Find every line with the word "JSON". Copy those lines.

Dataset listings of figures
★ ★ ★ ★
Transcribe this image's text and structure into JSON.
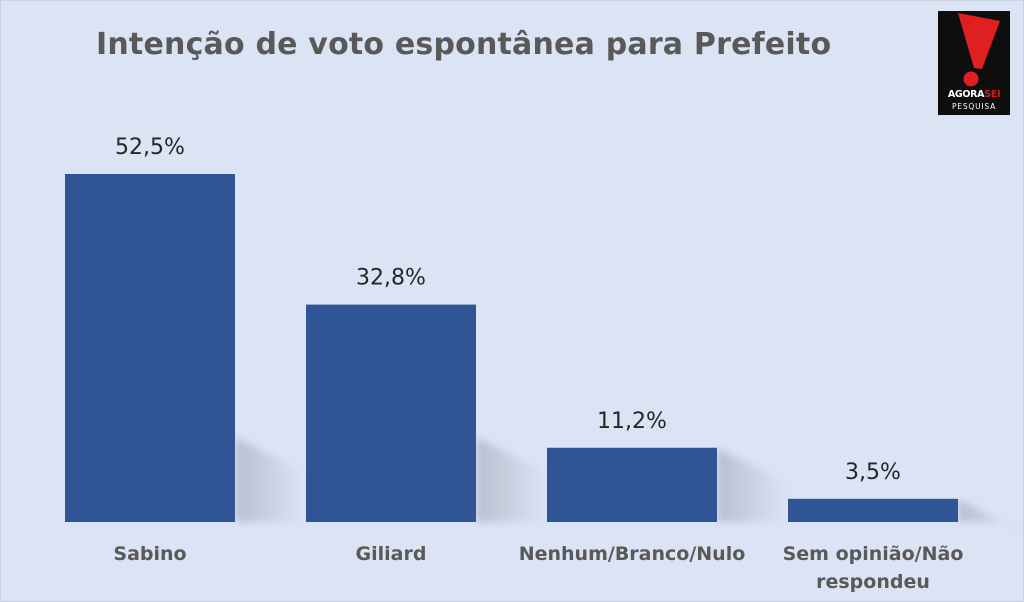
{
  "chart_data": {
    "type": "bar",
    "title": "Intenção de voto espontânea para Prefeito",
    "categories": [
      "Sabino",
      "Giliard",
      "Nenhum/Branco/Nulo",
      "Sem opinião/Não respondeu"
    ],
    "category_lines": [
      [
        "Sabino"
      ],
      [
        "Giliard"
      ],
      [
        "Nenhum/Branco/Nulo"
      ],
      [
        "Sem opinião/Não",
        "respondeu"
      ]
    ],
    "values": [
      52.5,
      32.8,
      11.2,
      3.5
    ],
    "data_labels": [
      "52,5%",
      "32,8%",
      "11,2%",
      "3,5%"
    ],
    "xlabel": "",
    "ylabel": "",
    "ylim": [
      0,
      55
    ],
    "grid": false,
    "legend": "none",
    "bar_color": "#2f5597",
    "background_color": "#dbe4f4"
  },
  "logo": {
    "text_part1": "AGORA",
    "text_part2": "SEI",
    "subtext": "PESQUISA",
    "mark_color": "#e02020"
  }
}
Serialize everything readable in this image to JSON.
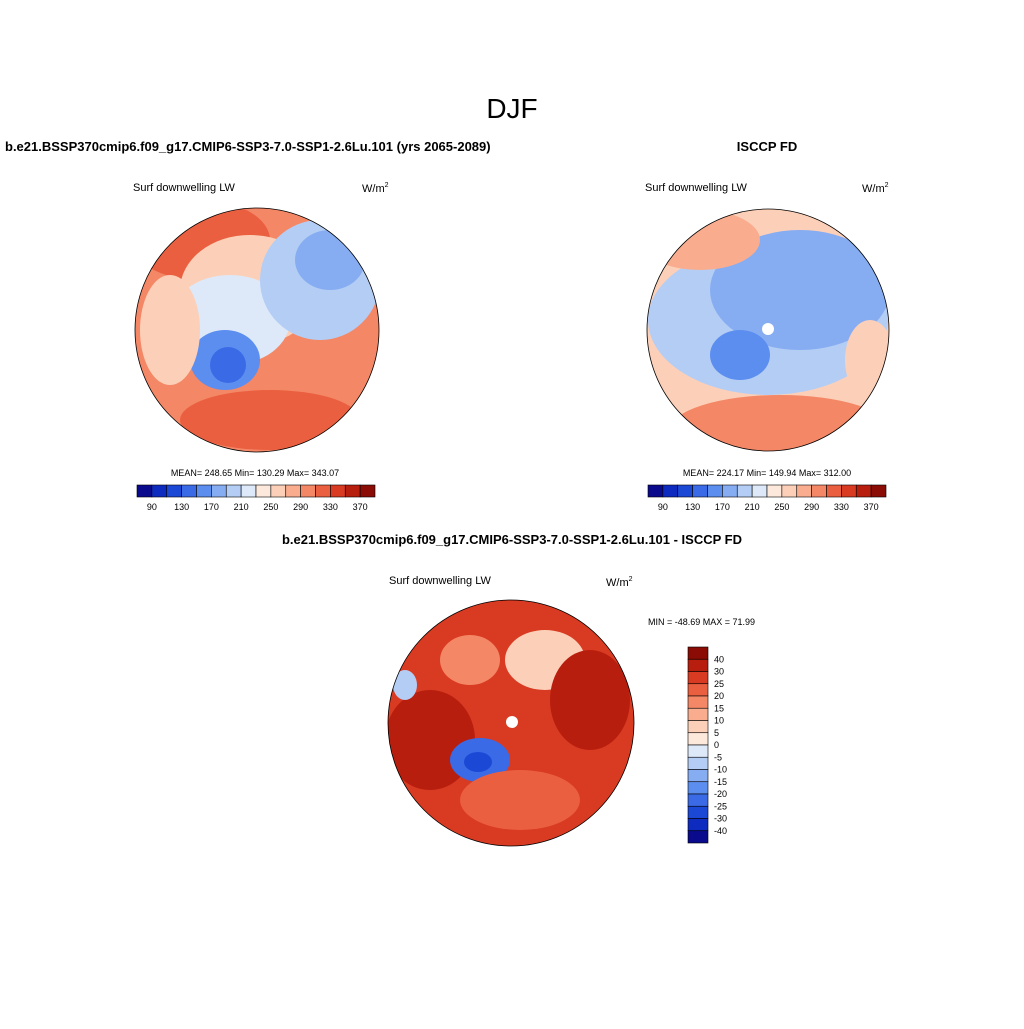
{
  "title": "DJF",
  "panels": [
    {
      "heading": "b.e21.BSSP370cmip6.f09_g17.CMIP6-SSP3-7.0-SSP1-2.6Lu.101 (yrs 2065-2089)",
      "variable": "Surf downwelling LW",
      "units": "W/m",
      "units_sup": "2",
      "stats": "MEAN= 248.65  Min= 130.29  Max= 343.07"
    },
    {
      "heading": "ISCCP FD",
      "variable": "Surf downwelling LW",
      "units": "W/m",
      "units_sup": "2",
      "stats": "MEAN= 224.17  Min= 149.94  Max= 312.00"
    },
    {
      "heading": "b.e21.BSSP370cmip6.f09_g17.CMIP6-SSP3-7.0-SSP1-2.6Lu.101 - ISCCP FD",
      "variable": "Surf downwelling LW",
      "units": "W/m",
      "units_sup": "2",
      "stats": "MIN = -48.69 MAX =  71.99"
    }
  ],
  "colorbar": {
    "labels": [
      "90",
      "130",
      "170",
      "210",
      "250",
      "290",
      "330",
      "370"
    ],
    "colors": [
      "#0a0a8c",
      "#0e2bbf",
      "#1c48d6",
      "#3a6ae6",
      "#5c8ef0",
      "#86acf2",
      "#b4cdf5",
      "#dde9f8",
      "#fde8dc",
      "#fcd0b8",
      "#f9ad8e",
      "#f48766",
      "#ea5f40",
      "#d93a22",
      "#b81e0e",
      "#8a0c05"
    ]
  },
  "diff_colorbar": {
    "labels": [
      "40",
      "30",
      "25",
      "20",
      "15",
      "10",
      "5",
      "0",
      "-5",
      "-10",
      "-15",
      "-20",
      "-25",
      "-30",
      "-40"
    ],
    "colors": [
      "#8a0c05",
      "#b81e0e",
      "#d93a22",
      "#ea5f40",
      "#f48766",
      "#f9ad8e",
      "#fcd0b8",
      "#fde8dc",
      "#dde9f8",
      "#b4cdf5",
      "#86acf2",
      "#5c8ef0",
      "#3a6ae6",
      "#1c48d6",
      "#0e2bbf",
      "#0a0a8c"
    ]
  }
}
★ ★ ★ ★
EXPECTED ANSWER>
Transcribe this image's text and structure into JSON.
Serialize everything readable in this image to JSON.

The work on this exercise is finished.